■ **OBJECTIVE**: Quote every line below exactly and skip any picture.

Records excerpted from a collection:
__________
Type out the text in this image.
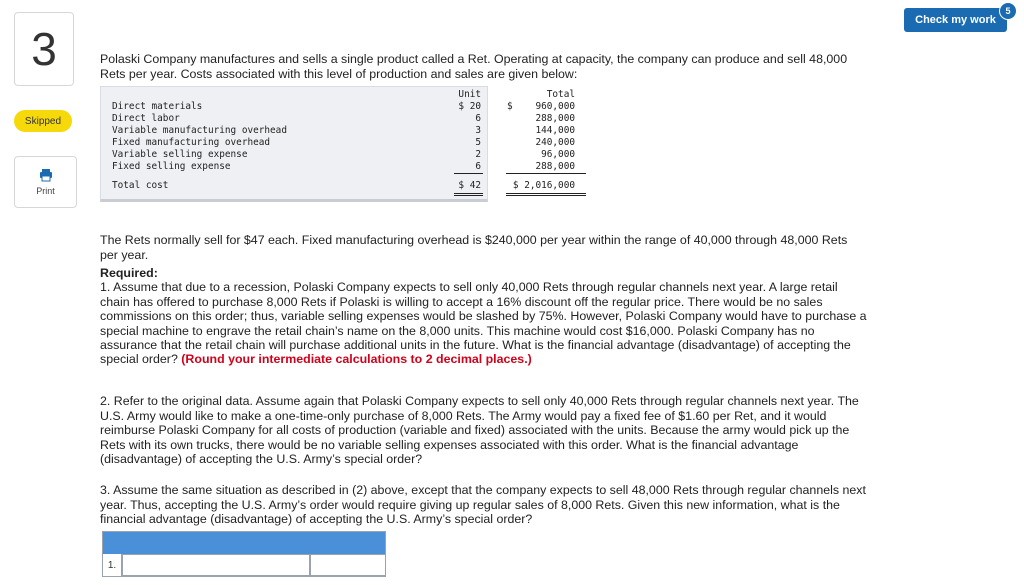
3
Skipped
Print
Check my work
5

Polaski Company manufactures and sells a single product called a Ret. Operating at capacity, the company can produce and sell 48,000 Rets per year. Costs associated with this level of production and sales are given below:

Unit	Total
Direct materials	$ 20	$	960,000
Direct labor	6	288,000
Variable manufacturing overhead	3	144,000
Fixed manufacturing overhead	5	240,000
Variable selling expense	2	96,000
Fixed selling expense	6	288,000
Total cost	$ 42	$ 2,016,000

The Rets normally sell for $47 each. Fixed manufacturing overhead is $240,000 per year within the range of 40,000 through 48,000 Rets per year.

Required:
1. Assume that due to a recession, Polaski Company expects to sell only 40,000 Rets through regular channels next year. A large retail chain has offered to purchase 8,000 Rets if Polaski is willing to accept a 16% discount off the regular price. There would be no sales commissions on this order; thus, variable selling expenses would be slashed by 75%. However, Polaski Company would have to purchase a special machine to engrave the retail chain’s name on the 8,000 units. This machine would cost $16,000. Polaski Company has no assurance that the retail chain will purchase additional units in the future. What is the financial advantage (disadvantage) of accepting the special order? (Round your intermediate calculations to 2 decimal places.)

2. Refer to the original data. Assume again that Polaski Company expects to sell only 40,000 Rets through regular channels next year. The U.S. Army would like to make a one-time-only purchase of 8,000 Rets. The Army would pay a fixed fee of $1.60 per Ret, and it would reimburse Polaski Company for all costs of production (variable and fixed) associated with the units. Because the army would pick up the Rets with its own trucks, there would be no variable selling expenses associated with this order. What is the financial advantage (disadvantage) of accepting the U.S. Army’s special order?

3. Assume the same situation as described in (2) above, except that the company expects to sell 48,000 Rets through regular channels next year. Thus, accepting the U.S. Army’s order would require giving up regular sales of 8,000 Rets. Given this new information, what is the financial advantage (disadvantage) of accepting the U.S. Army’s special order?

1.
__________
■ **REPLY TO THE EXERCISE**:
Type out the text in this image.
3
Skipped
Print
Check my work
5

Polaski Company manufactures and sells a single product called a Ret. Operating at capacity, the company can produce and sell 48,000 Rets per year. Costs associated with this level of production and sales are given below:

Unit	Total
Direct materials	$ 20	$	960,000
Direct labor	6	288,000
Variable manufacturing overhead	3	144,000
Fixed manufacturing overhead	5	240,000
Variable selling expense	2	96,000
Fixed selling expense	6	288,000
Total cost	$ 42	$ 2,016,000

The Rets normally sell for $47 each. Fixed manufacturing overhead is $240,000 per year within the range of 40,000 through 48,000 Rets per year.

Required:
1. Assume that due to a recession, Polaski Company expects to sell only 40,000 Rets through regular channels next year. A large retail chain has offered to purchase 8,000 Rets if Polaski is willing to accept a 16% discount off the regular price. There would be no sales commissions on this order; thus, variable selling expenses would be slashed by 75%. However, Polaski Company would have to purchase a special machine to engrave the retail chain’s name on the 8,000 units. This machine would cost $16,000. Polaski Company has no assurance that the retail chain will purchase additional units in the future. What is the financial advantage (disadvantage) of accepting the special order? (Round your intermediate calculations to 2 decimal places.)

2. Refer to the original data. Assume again that Polaski Company expects to sell only 40,000 Rets through regular channels next year. The U.S. Army would like to make a one-time-only purchase of 8,000 Rets. The Army would pay a fixed fee of $1.60 per Ret, and it would reimburse Polaski Company for all costs of production (variable and fixed) associated with the units. Because the army would pick up the Rets with its own trucks, there would be no variable selling expenses associated with this order. What is the financial advantage (disadvantage) of accepting the U.S. Army’s special order?

3. Assume the same situation as described in (2) above, except that the company expects to sell 48,000 Rets through regular channels next year. Thus, accepting the U.S. Army’s order would require giving up regular sales of 8,000 Rets. Given this new information, what is the financial advantage (disadvantage) of accepting the U.S. Army’s special order?

1.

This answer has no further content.